● What is expected
Write out the material exactly, without any of its pictures.

● Given records
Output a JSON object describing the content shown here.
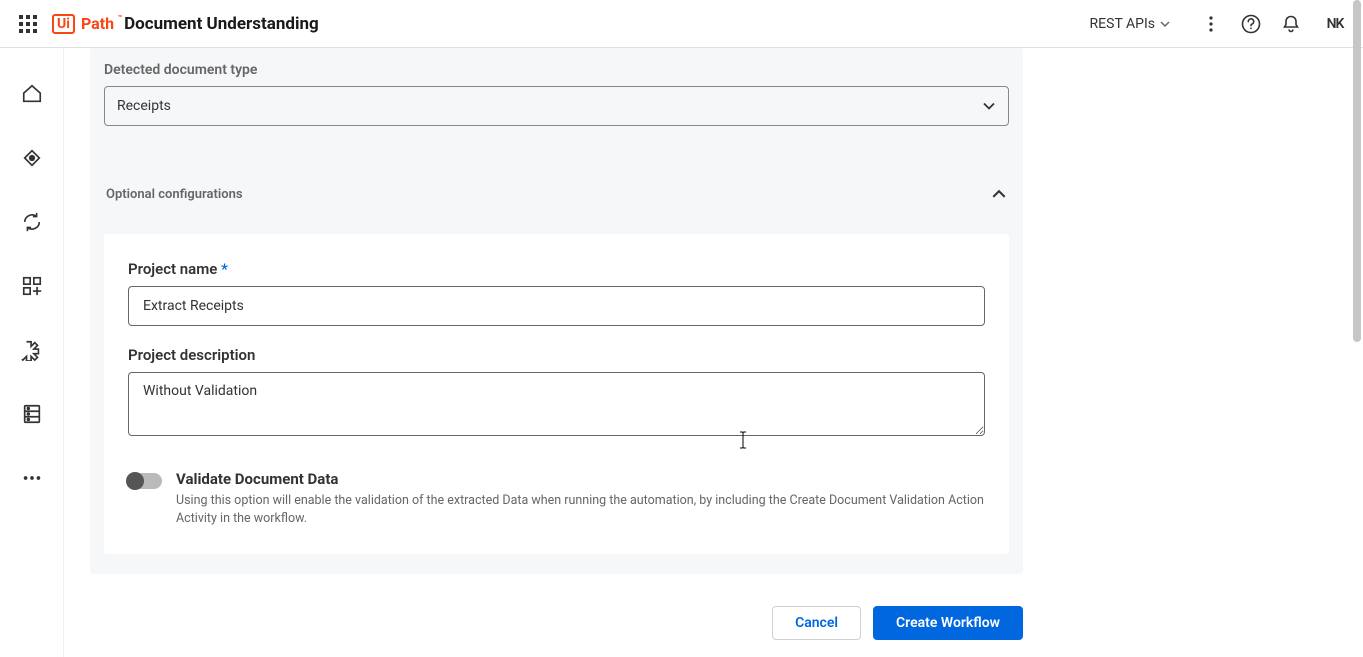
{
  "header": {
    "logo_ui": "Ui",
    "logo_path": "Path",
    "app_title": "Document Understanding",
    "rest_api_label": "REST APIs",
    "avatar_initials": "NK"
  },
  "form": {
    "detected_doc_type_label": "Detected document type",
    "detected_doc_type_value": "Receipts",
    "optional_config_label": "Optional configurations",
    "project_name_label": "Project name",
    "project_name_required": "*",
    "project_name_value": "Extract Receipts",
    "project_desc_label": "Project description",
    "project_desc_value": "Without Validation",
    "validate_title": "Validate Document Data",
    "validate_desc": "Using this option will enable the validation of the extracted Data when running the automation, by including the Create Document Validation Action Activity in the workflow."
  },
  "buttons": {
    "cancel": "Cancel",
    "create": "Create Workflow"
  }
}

● Output for this task
Output a JSON object describing the content shown here.
{
  "header": {
    "logo_ui": "Ui",
    "logo_path": "Path",
    "app_title": "Document Understanding",
    "rest_api_label": "REST APIs",
    "avatar_initials": "NK"
  },
  "form": {
    "detected_doc_type_label": "Detected document type",
    "detected_doc_type_value": "Receipts",
    "optional_config_label": "Optional configurations",
    "project_name_label": "Project name",
    "project_name_required": "*",
    "project_name_value": "Extract Receipts",
    "project_desc_label": "Project description",
    "project_desc_value": "Without Validation",
    "validate_title": "Validate Document Data",
    "validate_desc": "Using this option will enable the validation of the extracted Data when running the automation, by including the Create Document Validation Action Activity in the workflow."
  },
  "buttons": {
    "cancel": "Cancel",
    "create": "Create Workflow"
  }
}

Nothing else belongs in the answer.